**Document passage**.
# Clutch debate



## TxSoldier6.0 (Nov 4, 2008)

Ok I know this has been posted a thousand times and I've read back quite a ways.... From what I've gathered I'm going with 

Monster or diamond clutch 
Stage 2 or 3, slave cylinder, throwout bearing, and remote bleeder 

1st ? What clutch is all around better ? I know it's opinions but id like some insight from y'all rather then the 18 year old at the parts counter lol 

2nd ? Where can I get the remote bleeder and slave cylinder and what kind ? 

3rd ? I seen that monster clutch cone with either a regular flywheel or billet which is better ? 

I think that's all lol anything else I should change out while I'm upgrading the clutch ? 

One more thing my goat is a DD but I want to hit the track often stage 2 or 3??? I'll be running around 500 HP after all upgrades in near future


----------



## Falco21 (May 11, 2010)

1. Monster
2. Slave Cylinder comes in premium package when you buy the Monster. You can get the remote bleeder from many places, but tickperformance.com has one off the top of my head.
3. Regular is the way to go. Billet is lighter and tends to have a lot more chatter. The regular one, even though is slightly heavier, is more durable and easier on drivability.


----------



## ROBSGTO (Jul 6, 2008)

There is a sale on Monster clutches going on right now.........$100 off plus free shipping.


----------



## Falco21 (May 11, 2010)

Precision Motorsports has had that sale for quite some time now. Not sure if that's the one you are talking about, but this one has been the same for about a month now.


----------



## ROBSGTO (Jul 6, 2008)

Falco21 said:


> Precision Motorsports has had that sale for quite some time now. Not sure if that's the one you are talking about, but this one has been the same for about a month now.

**Dataset**.
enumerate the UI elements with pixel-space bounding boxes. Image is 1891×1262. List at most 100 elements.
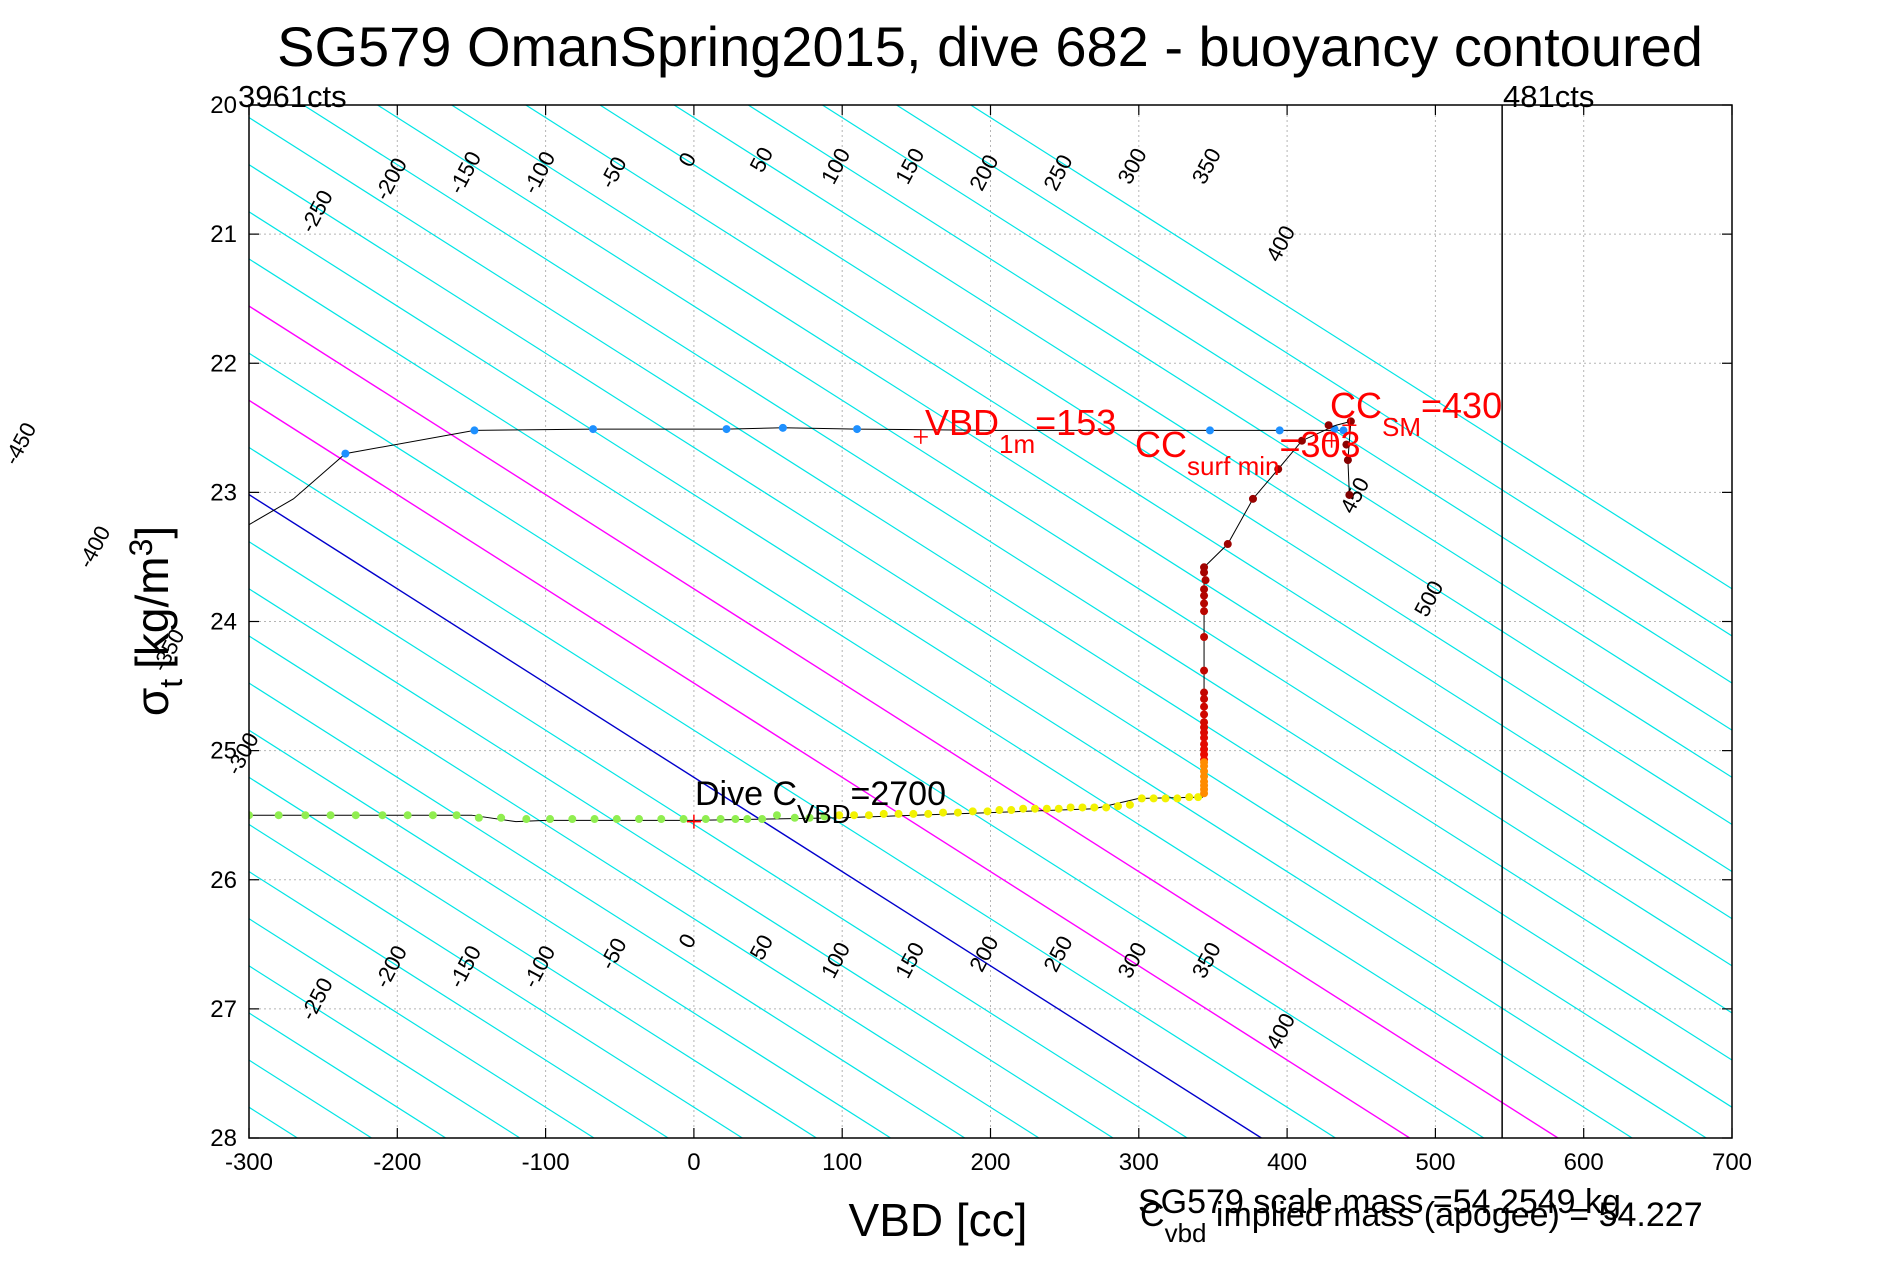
descent-point-green-2 (301, 811, 310, 820)
buoyancy-contour-700 (673, 105, 1732, 779)
annotation-dive: Dive CVBD=2700 (695, 775, 946, 829)
x-axis-label: VBD [cc] (849, 1194, 1028, 1246)
upper-point-11 (1201, 576, 1210, 585)
descent-point-yellow-12 (1007, 806, 1016, 815)
climb-point-7 (1275, 426, 1284, 435)
contour-labels: -500-450-400-350-300-250-200-150-100-500… (0, 143, 1448, 1053)
data-series (249, 417, 1357, 829)
descent-point-yellow-26 (1173, 794, 1182, 803)
descent-point-yellow-25 (1161, 794, 1170, 803)
annotation-dive-sub: VBD (797, 799, 850, 829)
y-tick-label-6: 26 (210, 867, 237, 894)
descent-point-green-10 (497, 813, 506, 822)
marker-plus-0 (686, 814, 701, 829)
x-tick-label-9: 600 (1564, 1149, 1604, 1176)
buoyancy-contour-350 (249, 163, 1732, 1108)
annotation-ccsm-tail: =430 (1421, 385, 1502, 426)
climb-point-5 (853, 425, 862, 434)
annotation-dive-tail: =2700 (851, 775, 947, 813)
upper-point-6 (1274, 465, 1283, 474)
descent-point-yellow-19 (1090, 803, 1099, 812)
buoyancy-contour-900 (970, 105, 1732, 590)
descent-point-green-5 (378, 811, 387, 820)
y-axis-label: σt [kg/m3] (123, 526, 189, 716)
descent-point-green-4 (351, 811, 360, 820)
upper-point-14 (1200, 599, 1209, 608)
descent-point-green-21 (731, 815, 740, 824)
upper-point-1 (1343, 456, 1352, 465)
footer-implied-main: C (1140, 1196, 1165, 1234)
descent-point-yellow-6 (924, 809, 933, 818)
buoyancy-contour--50 (249, 541, 1188, 1138)
x-tick-label-6: 300 (1119, 1149, 1159, 1176)
buoyancy-contour-550 (451, 105, 1732, 920)
descent-point-yellow-2 (864, 811, 873, 820)
descent-point-yellow-7 (939, 808, 948, 817)
x-tick-label-0: -300 (225, 1149, 273, 1176)
y-tick-label-2: 22 (210, 350, 237, 377)
climb-point-2 (589, 425, 598, 434)
buoyancy-contour-650 (599, 105, 1732, 826)
descent-point-green-18 (679, 815, 688, 824)
descent-point-yellow-4 (894, 809, 903, 818)
descent-point-yellow-17 (1066, 803, 1075, 812)
descent-point-green-11 (522, 815, 531, 824)
marker-plus-3 (1342, 418, 1357, 433)
buoyancy-contour-400 (249, 116, 1732, 1061)
upper-point-21 (1200, 710, 1209, 719)
descent-point-green-13 (568, 815, 577, 824)
descent-point-green-15 (612, 815, 621, 824)
upper-point-12 (1200, 585, 1209, 594)
climb-point-0 (341, 449, 350, 458)
footer-implied-tail: implied mass (apogee) = 54.227 (1206, 1196, 1702, 1234)
upper-point-8 (1223, 540, 1232, 549)
upper-point-18 (1200, 688, 1209, 697)
y-tick-label-5: 25 (210, 738, 237, 765)
descent-point-yellow-16 (1054, 804, 1063, 813)
descent-point-yellow-21 (1114, 802, 1123, 811)
buoyancy-contour-200 (249, 305, 1559, 1138)
footer-implied-mass: Cvbd implied mass (apogee) = 54.227 (1140, 1196, 1703, 1248)
y-tick-label-4: 24 (210, 609, 237, 636)
buoyancy-contour-100 (249, 399, 1411, 1138)
upper-point-0 (1345, 490, 1354, 499)
descent-point-green-27 (820, 812, 829, 821)
upper-point-25 (1200, 733, 1209, 742)
buoyancy-contour--300 (249, 776, 817, 1138)
y-axis-label-sub: t (153, 679, 189, 688)
descent-point-green-19 (701, 815, 710, 824)
descent-point-green-7 (428, 811, 437, 820)
descent-point-yellow-3 (879, 809, 888, 818)
descent-point-yellow-18 (1078, 803, 1087, 812)
descent-point-green-14 (590, 815, 599, 824)
descent-point-green-1 (274, 811, 283, 820)
y-axis-label-close: ] (126, 526, 178, 539)
annotation-dive-main: Dive C (695, 775, 797, 813)
descent-point-yellow-11 (995, 806, 1004, 815)
descent-point-yellow-22 (1125, 800, 1134, 809)
descent-point-yellow-20 (1102, 803, 1111, 812)
buoyancy-contour-50 (249, 446, 1336, 1138)
y-axis-label-main: σ (126, 688, 178, 716)
upper-point-15 (1200, 607, 1209, 616)
descent-point-yellow-24 (1149, 794, 1158, 803)
upper-point-16 (1200, 632, 1209, 641)
climb-point-3 (722, 425, 731, 434)
descent-point-green-26 (805, 813, 814, 822)
descent-point-green-25 (790, 813, 799, 822)
x-tick-label-2: -100 (522, 1149, 570, 1176)
x-tick-label-7: 400 (1267, 1149, 1307, 1176)
descent-point-yellow-27 (1185, 793, 1194, 802)
descent-point-yellow-0 (835, 811, 844, 820)
y-tick-label-8: 28 (210, 1125, 237, 1152)
upper-point-7 (1248, 494, 1257, 503)
descent-point-green-8 (452, 811, 461, 820)
climb-point-6 (1205, 426, 1214, 435)
corner-right-label: 481cts (1503, 79, 1594, 114)
corner-left-label: 3961cts (238, 79, 347, 114)
y-axis-label-sup: 3 (123, 539, 159, 557)
descent-point-yellow-10 (983, 807, 992, 816)
descent-point-green-23 (758, 815, 767, 824)
marker-plus-2 (1324, 433, 1339, 448)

**Exercise instructions**.
A - In the clutch thread, what reasons does Falco21 give for choosing the regular flywheel over the billet one?
B - Continue the clutch thread from the point where it ends.

**Responses in order**.
A - The billet flywheel is lighter but tends to have a lot more chatter, while the regular one, though slightly heavier, is more durable and easier on drivability.

B -
I'm talking about a different place,but can't provide link to non-sponsor of THIS board.Can be found with a search on the other.


----------



## motoristx (Apr 27, 2010)

I like monster clutches. they are pretty new, but, have already been widely used in LS engines. (i like the green too!!!)

just look up t56 remote bleeder, should find a few for around 20 bucks.

Heavy Flywheel is the best for street driving and road racing. it keeps to momentum up while you drive. with a light flywheel, it gets really jerky, and when you let off the clutch to slow down, it REALLY starts to slow down, its surprising!

also, things to keep in mind:
1. Tick master cylinder $300 comes with a bigger stainless braided line.
2. You can use your stock master cylinder and get a stainless braided line for like $40 I think. just replace it all the way to the trans, that will help shifting by getting more fluid to the slave, and offer less restrictions.
3. Bleeding can be a pain! are you doing the work or paying someone? power bleeders are expensive, but, i think they are the absolute best way to bleed the stubborn hydraulic systems in our clutches.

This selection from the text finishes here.